* _Your goal_
Print the data that follows without changing a single word.

* _Listed records_

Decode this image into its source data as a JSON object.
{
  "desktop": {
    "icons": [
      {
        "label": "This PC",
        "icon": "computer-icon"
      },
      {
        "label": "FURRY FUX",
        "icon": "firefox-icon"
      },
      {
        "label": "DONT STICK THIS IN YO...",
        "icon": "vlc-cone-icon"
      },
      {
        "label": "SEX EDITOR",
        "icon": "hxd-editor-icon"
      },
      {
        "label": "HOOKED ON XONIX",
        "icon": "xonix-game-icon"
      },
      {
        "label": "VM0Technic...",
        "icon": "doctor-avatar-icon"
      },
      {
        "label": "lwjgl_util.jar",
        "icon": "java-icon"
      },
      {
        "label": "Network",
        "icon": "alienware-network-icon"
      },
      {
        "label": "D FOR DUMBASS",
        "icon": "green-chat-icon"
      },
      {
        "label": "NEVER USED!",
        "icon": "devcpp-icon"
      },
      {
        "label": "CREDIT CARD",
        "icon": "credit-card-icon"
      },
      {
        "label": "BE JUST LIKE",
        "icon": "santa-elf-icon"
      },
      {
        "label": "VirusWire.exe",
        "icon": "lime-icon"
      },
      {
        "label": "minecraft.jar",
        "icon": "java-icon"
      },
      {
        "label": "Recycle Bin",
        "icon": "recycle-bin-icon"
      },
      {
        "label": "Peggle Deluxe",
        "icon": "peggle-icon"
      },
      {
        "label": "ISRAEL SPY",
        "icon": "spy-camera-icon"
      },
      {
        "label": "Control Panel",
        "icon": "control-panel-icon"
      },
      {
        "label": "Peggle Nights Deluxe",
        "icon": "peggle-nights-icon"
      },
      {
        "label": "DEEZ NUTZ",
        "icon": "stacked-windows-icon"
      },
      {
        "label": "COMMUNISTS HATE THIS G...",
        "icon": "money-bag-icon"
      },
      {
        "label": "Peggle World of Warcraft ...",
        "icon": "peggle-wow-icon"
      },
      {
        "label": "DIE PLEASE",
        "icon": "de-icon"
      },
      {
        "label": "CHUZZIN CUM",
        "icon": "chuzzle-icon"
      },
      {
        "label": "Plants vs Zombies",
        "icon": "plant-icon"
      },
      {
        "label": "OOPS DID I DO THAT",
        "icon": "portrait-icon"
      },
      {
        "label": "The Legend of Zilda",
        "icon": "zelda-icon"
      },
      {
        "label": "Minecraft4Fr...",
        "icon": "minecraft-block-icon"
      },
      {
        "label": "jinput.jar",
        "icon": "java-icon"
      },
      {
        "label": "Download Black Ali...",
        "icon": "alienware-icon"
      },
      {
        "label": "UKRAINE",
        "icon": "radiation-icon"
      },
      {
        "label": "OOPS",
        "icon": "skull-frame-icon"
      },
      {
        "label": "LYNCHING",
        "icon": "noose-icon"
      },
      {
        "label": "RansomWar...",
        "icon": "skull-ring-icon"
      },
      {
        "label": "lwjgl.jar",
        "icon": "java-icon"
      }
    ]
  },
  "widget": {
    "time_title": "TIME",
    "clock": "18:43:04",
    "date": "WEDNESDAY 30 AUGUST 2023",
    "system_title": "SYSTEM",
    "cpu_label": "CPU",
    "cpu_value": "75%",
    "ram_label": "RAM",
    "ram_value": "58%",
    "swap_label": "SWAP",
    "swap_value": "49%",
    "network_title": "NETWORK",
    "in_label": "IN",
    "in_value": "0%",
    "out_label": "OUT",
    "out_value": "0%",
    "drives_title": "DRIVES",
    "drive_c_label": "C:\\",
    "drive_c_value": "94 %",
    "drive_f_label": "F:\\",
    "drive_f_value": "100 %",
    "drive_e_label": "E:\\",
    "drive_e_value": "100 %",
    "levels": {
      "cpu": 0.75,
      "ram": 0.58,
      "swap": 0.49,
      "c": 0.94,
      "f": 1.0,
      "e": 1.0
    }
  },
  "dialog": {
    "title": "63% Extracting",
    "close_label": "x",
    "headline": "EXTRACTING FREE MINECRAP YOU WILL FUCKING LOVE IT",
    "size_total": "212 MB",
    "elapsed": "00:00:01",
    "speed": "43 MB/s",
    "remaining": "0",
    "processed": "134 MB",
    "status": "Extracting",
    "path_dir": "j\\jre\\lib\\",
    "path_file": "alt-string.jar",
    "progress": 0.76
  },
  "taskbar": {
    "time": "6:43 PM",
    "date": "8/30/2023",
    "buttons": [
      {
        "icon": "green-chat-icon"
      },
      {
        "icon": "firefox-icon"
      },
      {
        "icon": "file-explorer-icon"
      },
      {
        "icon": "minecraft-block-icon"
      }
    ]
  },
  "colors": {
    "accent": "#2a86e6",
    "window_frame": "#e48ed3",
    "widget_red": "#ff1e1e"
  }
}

* _Response area_
Decode this image into its source data as a JSON object.
{
  "desktop": {
    "icons": [
      {
        "label": "This PC",
        "icon": "computer-icon"
      },
      {
        "label": "FURRY FUX",
        "icon": "firefox-icon"
      },
      {
        "label": "DONT STICK THIS IN YO...",
        "icon": "vlc-cone-icon"
      },
      {
        "label": "SEX EDITOR",
        "icon": "hxd-editor-icon"
      },
      {
        "label": "HOOKED ON XONIX",
        "icon": "xonix-game-icon"
      },
      {
        "label": "VM0Technic...",
        "icon": "doctor-avatar-icon"
      },
      {
        "label": "lwjgl_util.jar",
        "icon": "java-icon"
      },
      {
        "label": "Network",
        "icon": "alienware-network-icon"
      },
      {
        "label": "D FOR DUMBASS",
        "icon": "green-chat-icon"
      },
      {
        "label": "NEVER USED!",
        "icon": "devcpp-icon"
      },
      {
        "label": "CREDIT CARD",
        "icon": "credit-card-icon"
      },
      {
        "label": "BE JUST LIKE",
        "icon": "santa-elf-icon"
      },
      {
        "label": "VirusWire.exe",
        "icon": "lime-icon"
      },
      {
        "label": "minecraft.jar",
        "icon": "java-icon"
      },
      {
        "label": "Recycle Bin",
        "icon": "recycle-bin-icon"
      },
      {
        "label": "Peggle Deluxe",
        "icon": "peggle-icon"
      },
      {
        "label": "ISRAEL SPY",
        "icon": "spy-camera-icon"
      },
      {
        "label": "Control Panel",
        "icon": "control-panel-icon"
      },
      {
        "label": "Peggle Nights Deluxe",
        "icon": "peggle-nights-icon"
      },
      {
        "label": "DEEZ NUTZ",
        "icon": "stacked-windows-icon"
      },
      {
        "label": "COMMUNISTS HATE THIS G...",
        "icon": "money-bag-icon"
      },
      {
        "label": "Peggle World of Warcraft ...",
        "icon": "peggle-wow-icon"
      },
      {
        "label": "DIE PLEASE",
        "icon": "de-icon"
      },
      {
        "label": "CHUZZIN CUM",
        "icon": "chuzzle-icon"
      },
      {
        "label": "Plants vs Zombies",
        "icon": "plant-icon"
      },
      {
        "label": "OOPS DID I DO THAT",
        "icon": "portrait-icon"
      },
      {
        "label": "The Legend of Zilda",
        "icon": "zelda-icon"
      },
      {
        "label": "Minecraft4Fr...",
        "icon": "minecraft-block-icon"
      },
      {
        "label": "jinput.jar",
        "icon": "java-icon"
      },
      {
        "label": "Download Black Ali...",
        "icon": "alienware-icon"
      },
      {
        "label": "UKRAINE",
        "icon": "radiation-icon"
      },
      {
        "label": "OOPS",
        "icon": "skull-frame-icon"
      },
      {
        "label": "LYNCHING",
        "icon": "noose-icon"
      },
      {
        "label": "RansomWar...",
        "icon": "skull-ring-icon"
      },
      {
        "label": "lwjgl.jar",
        "icon": "java-icon"
      }
    ]
  },
  "widget": {
    "time_title": "TIME",
    "clock": "18:43:04",
    "date": "WEDNESDAY 30 AUGUST 2023",
    "system_title": "SYSTEM",
    "cpu_label": "CPU",
    "cpu_value": "75%",
    "ram_label": "RAM",
    "ram_value": "58%",
    "swap_label": "SWAP",
    "swap_value": "49%",
    "network_title": "NETWORK",
    "in_label": "IN",
    "in_value": "0%",
    "out_label": "OUT",
    "out_value": "0%",
    "drives_title": "DRIVES",
    "drive_c_label": "C:\\",
    "drive_c_value": "94 %",
    "drive_f_label": "F:\\",
    "drive_f_value": "100 %",
    "drive_e_label": "E:\\",
    "drive_e_value": "100 %",
    "levels": {
      "cpu": 0.75,
      "ram": 0.58,
      "swap": 0.49,
      "c": 0.94,
      "f": 1.0,
      "e": 1.0
    }
  },
  "dialog": {
    "title": "63% Extracting",
    "close_label": "x",
    "headline": "EXTRACTING FREE MINECRAP YOU WILL FUCKING LOVE IT",
    "size_total": "212 MB",
    "elapsed": "00:00:01",
    "speed": "43 MB/s",
    "remaining": "0",
    "processed": "134 MB",
    "status": "Extracting",
    "path_dir": "j\\jre\\lib\\",
    "path_file": "alt-string.jar",
    "progress": 0.76
  },
  "taskbar": {
    "time": "6:43 PM",
    "date": "8/30/2023",
    "buttons": [
      {
        "icon": "green-chat-icon"
      },
      {
        "icon": "firefox-icon"
      },
      {
        "icon": "file-explorer-icon"
      },
      {
        "icon": "minecraft-block-icon"
      }
    ]
  },
  "colors": {
    "accent": "#2a86e6",
    "window_frame": "#e48ed3",
    "widget_red": "#ff1e1e"
  }
}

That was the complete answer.